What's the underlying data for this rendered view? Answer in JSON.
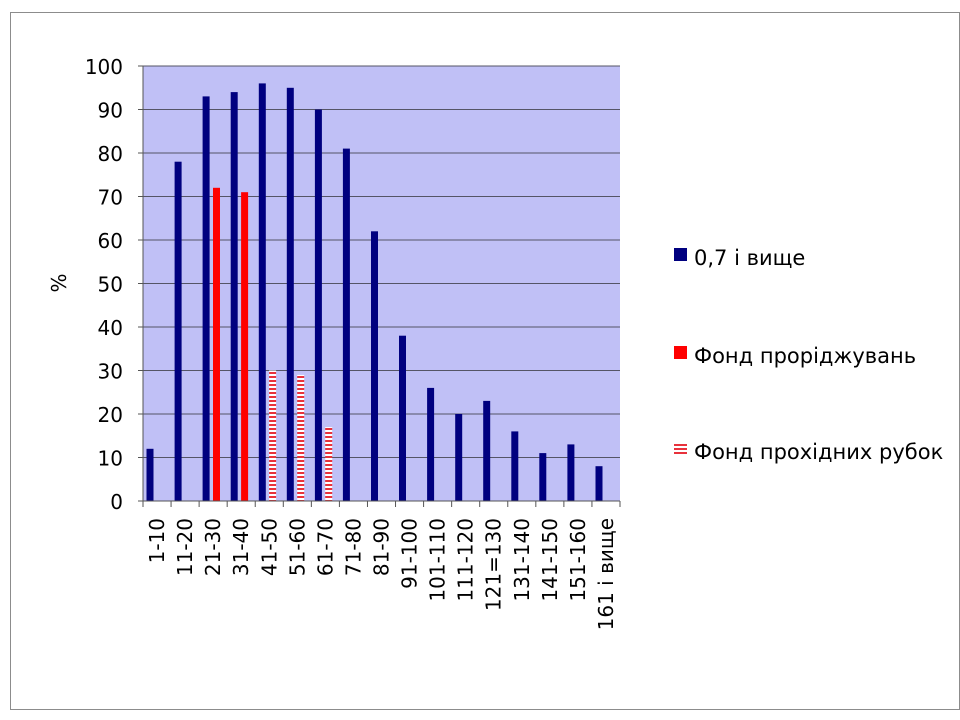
{
  "chart_data": {
    "type": "bar",
    "title": "",
    "xlabel": "",
    "ylabel": "%",
    "ylim": [
      0,
      100
    ],
    "yticks": [
      0,
      10,
      20,
      30,
      40,
      50,
      60,
      70,
      80,
      90,
      100
    ],
    "grid": true,
    "legend_position": "right",
    "plot_background": "#c0c0f6",
    "categories": [
      "1-10",
      "11-20",
      "21-30",
      "31-40",
      "41-50",
      "51-60",
      "61-70",
      "71-80",
      "81-90",
      "91-100",
      "101-110",
      "111-120",
      "121=130",
      "131-140",
      "141-150",
      "151-160",
      "161 і вище"
    ],
    "series": [
      {
        "name": "0,7 і вище",
        "color": "#00007f",
        "pattern": "solid",
        "values": [
          12,
          78,
          93,
          94,
          96,
          95,
          90,
          81,
          62,
          38,
          26,
          20,
          23,
          16,
          11,
          13,
          8
        ]
      },
      {
        "name": "Фонд проріджувань",
        "color": "#ff0000",
        "pattern": "solid",
        "values": [
          null,
          null,
          72,
          71,
          null,
          null,
          null,
          null,
          null,
          null,
          null,
          null,
          null,
          null,
          null,
          null,
          null
        ]
      },
      {
        "name": "Фонд прохідних рубок",
        "color": "#e8323c",
        "pattern": "horizontal-stripes",
        "values": [
          null,
          null,
          null,
          null,
          30,
          29,
          17,
          null,
          null,
          null,
          null,
          null,
          null,
          null,
          null,
          null,
          null
        ]
      }
    ]
  }
}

**AIM:** Gather from the records above every line containing the string "name".

**ANSWER:**
        "name": "0,7 і вище",
        "name": "Фонд проріджувань",
        "name": "Фонд прохідних рубок",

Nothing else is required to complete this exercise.